(Figure dataset records)

- - - - - - -

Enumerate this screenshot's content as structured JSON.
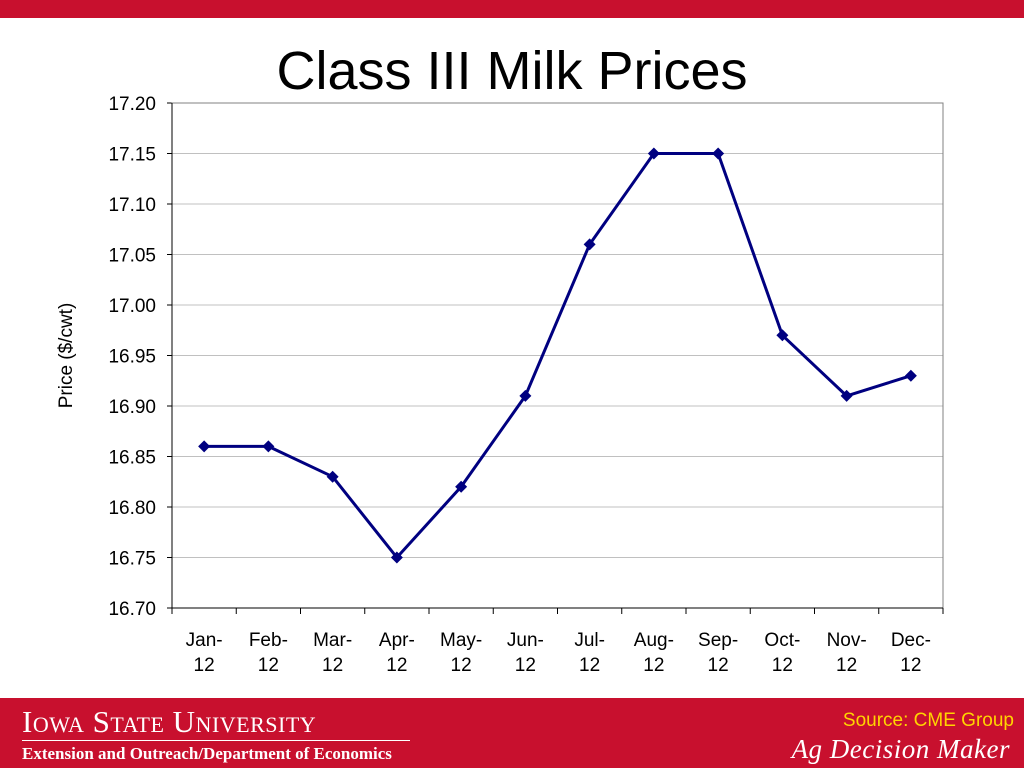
{
  "colors": {
    "accent_red": "#c8102e",
    "series_line": "#000080",
    "source_text": "#ffd400",
    "grid": "#c0c0c0"
  },
  "slide": {
    "title": "Class III Milk Prices"
  },
  "chart_data": {
    "type": "line",
    "title": "",
    "xlabel": "",
    "ylabel": "Price ($/cwt)",
    "ylim": [
      16.7,
      17.2
    ],
    "ytick_step": 0.05,
    "yticks": [
      "16.70",
      "16.75",
      "16.80",
      "16.85",
      "16.90",
      "16.95",
      "17.00",
      "17.05",
      "17.10",
      "17.15",
      "17.20"
    ],
    "grid": true,
    "legend": "none",
    "marker": "diamond",
    "categories": [
      [
        "Jan-",
        "12"
      ],
      [
        "Feb-",
        "12"
      ],
      [
        "Mar-",
        "12"
      ],
      [
        "Apr-",
        "12"
      ],
      [
        "May-",
        "12"
      ],
      [
        "Jun-",
        "12"
      ],
      [
        "Jul-",
        "12"
      ],
      [
        "Aug-",
        "12"
      ],
      [
        "Sep-",
        "12"
      ],
      [
        "Oct-",
        "12"
      ],
      [
        "Nov-",
        "12"
      ],
      [
        "Dec-",
        "12"
      ]
    ],
    "series": [
      {
        "values": [
          16.86,
          16.86,
          16.83,
          16.75,
          16.82,
          16.91,
          17.06,
          17.15,
          17.15,
          16.97,
          16.91,
          16.93
        ]
      }
    ]
  },
  "footer": {
    "university": "Iowa State University",
    "department": "Extension and Outreach/Department of Economics",
    "source": "Source: CME Group",
    "brand": "Ag Decision Maker"
  }
}
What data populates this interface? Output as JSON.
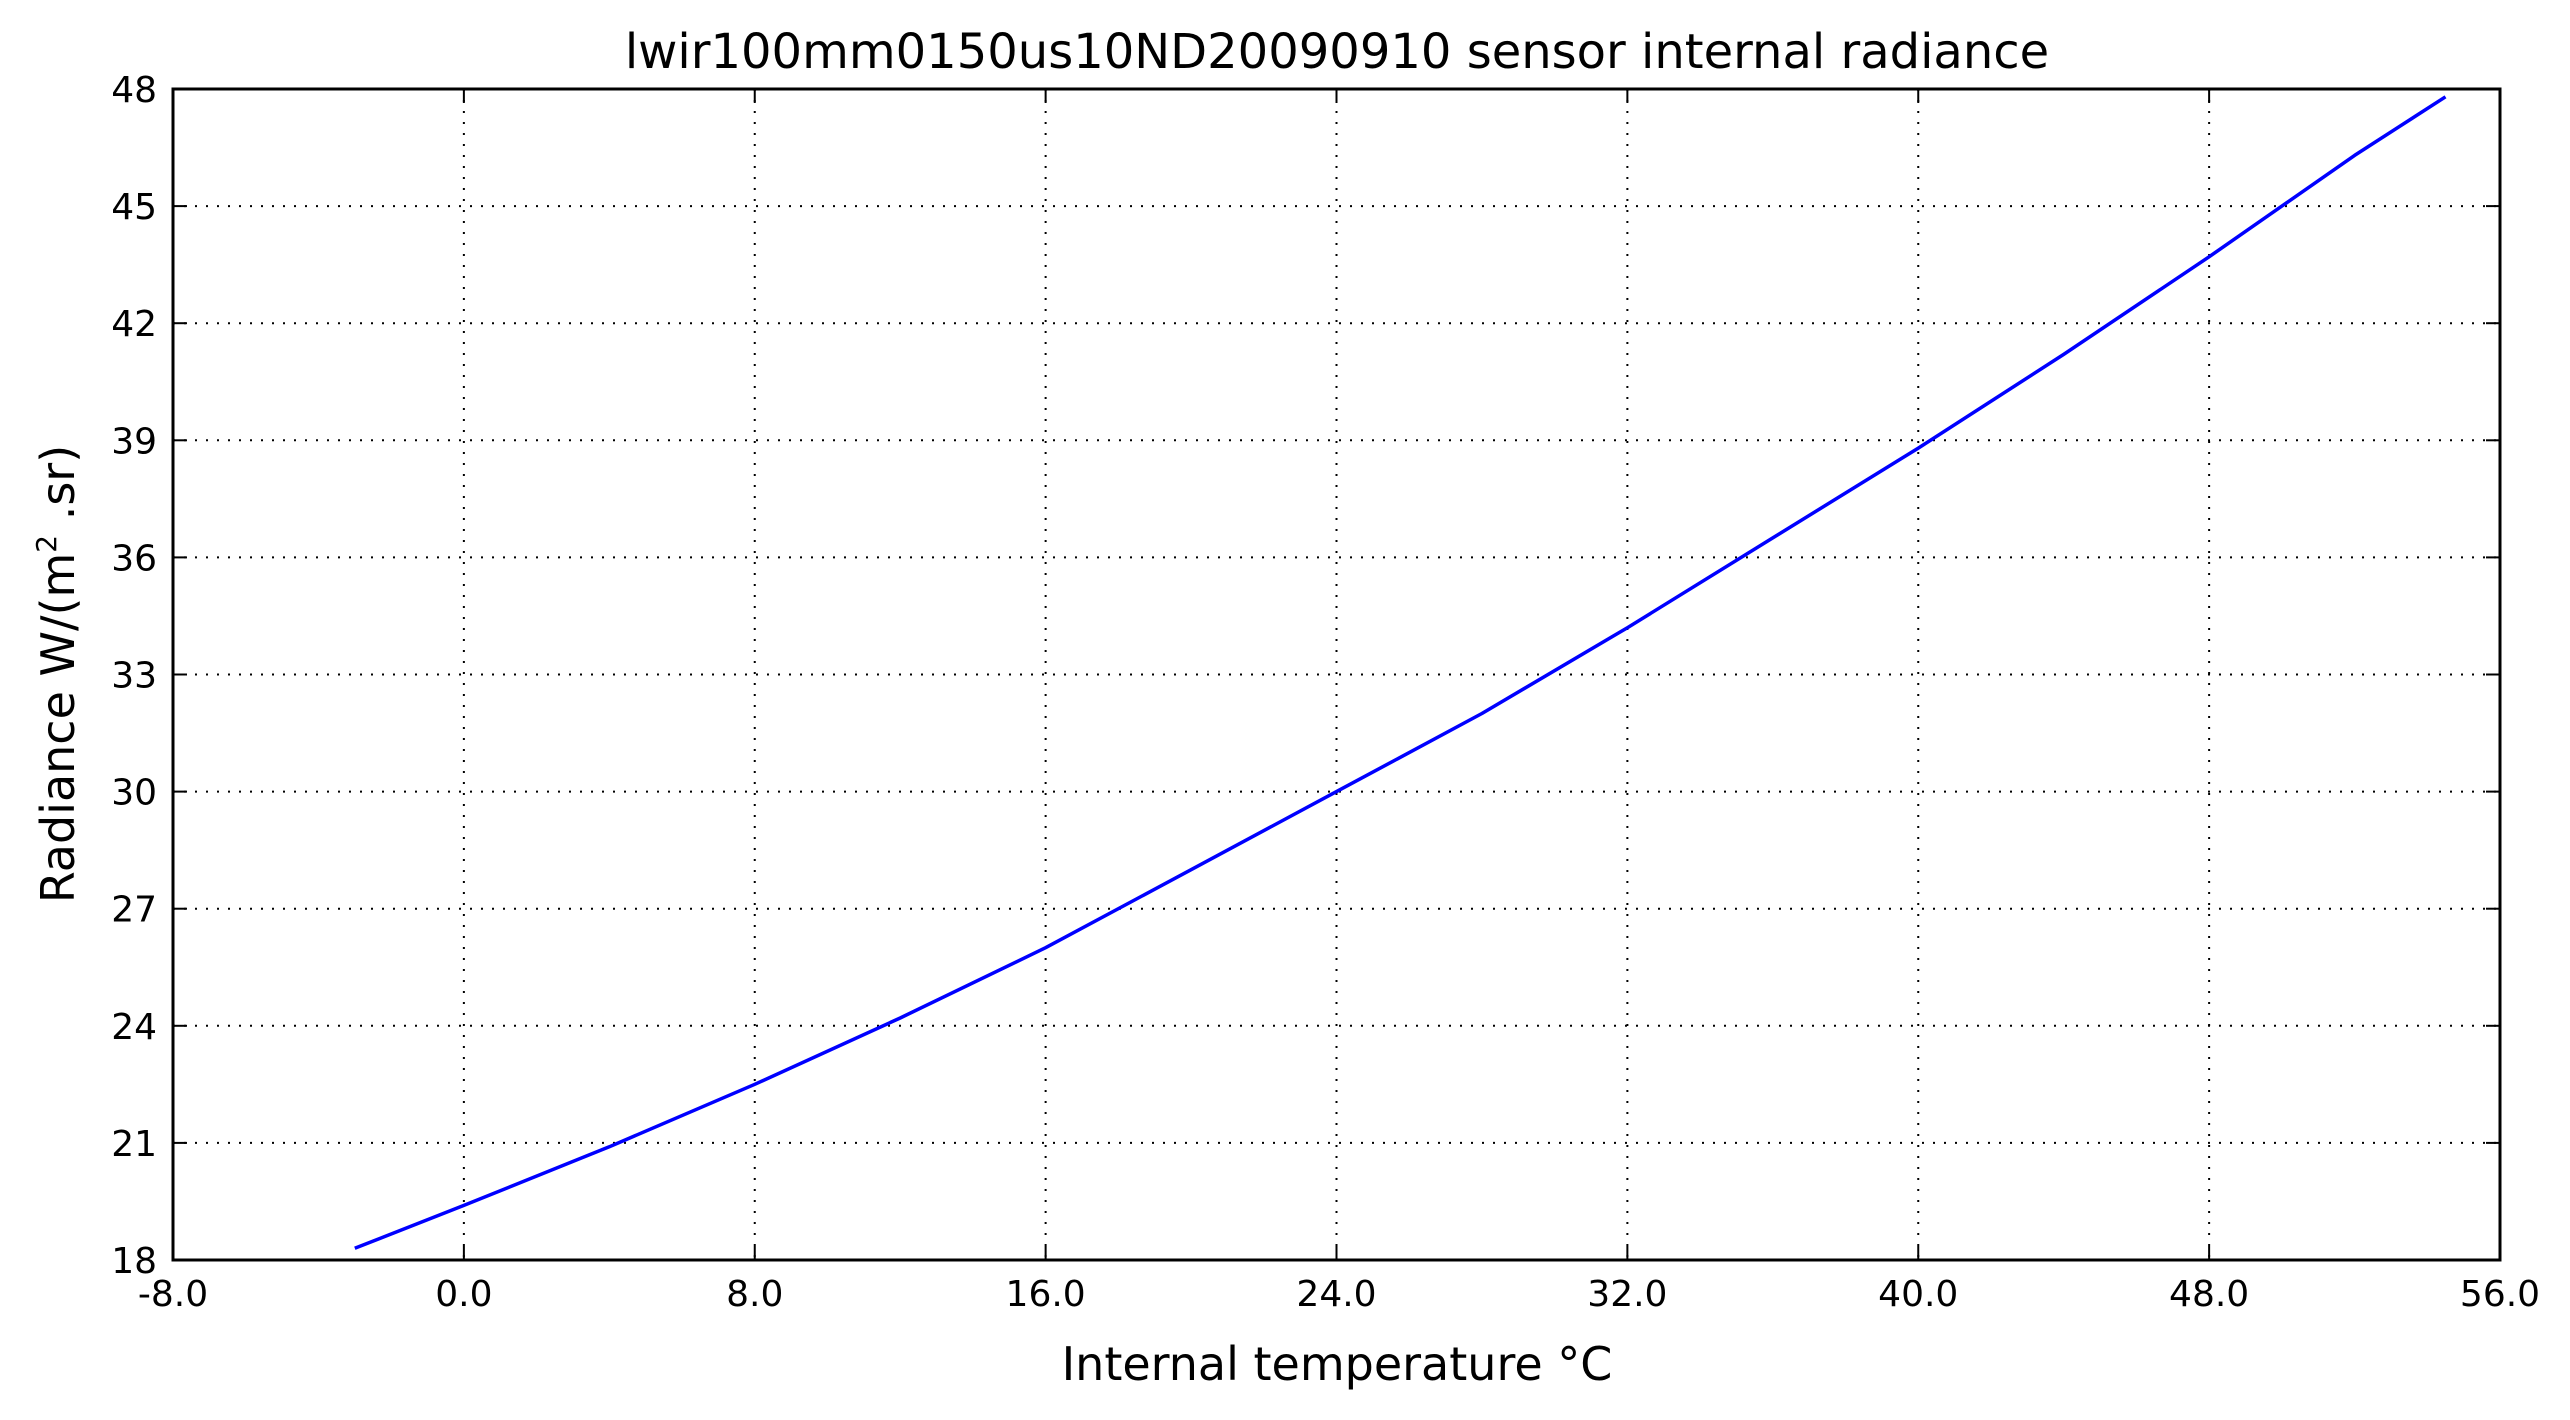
{
  "chart_data": {
    "type": "line",
    "title": "lwir100mm0150us10ND20090910 sensor internal radiance",
    "xlabel": "Internal temperature °C",
    "ylabel_main": "Radiance W/(m",
    "ylabel_sup": "2",
    "ylabel_tail": " .sr)",
    "xlim": [
      -8.0,
      56.0
    ],
    "ylim": [
      18,
      48
    ],
    "x_ticks": [
      "-8.0",
      "0.0",
      "8.0",
      "16.0",
      "24.0",
      "32.0",
      "40.0",
      "48.0",
      "56.0"
    ],
    "y_ticks": [
      "18",
      "21",
      "24",
      "27",
      "30",
      "33",
      "36",
      "39",
      "42",
      "45",
      "48"
    ],
    "grid": true,
    "line_color": "#0000ff",
    "series": [
      {
        "x": [
          -3,
          0,
          4,
          8,
          12,
          16,
          20,
          24,
          28,
          32,
          36,
          40,
          44,
          48,
          52,
          54.5
        ],
        "y": [
          18.3,
          19.4,
          20.9,
          22.5,
          24.2,
          26.0,
          28.0,
          30.0,
          32.0,
          34.2,
          36.5,
          38.8,
          41.2,
          43.7,
          46.3,
          47.8
        ]
      }
    ]
  }
}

- - - - - - -

AIM OF THE TASK: Gather all lines with the string "JSON" from the data.

WORKED ANSWER:
Enumerate this screenshot's content as structured JSON.
What data populates this interface? Output as JSON.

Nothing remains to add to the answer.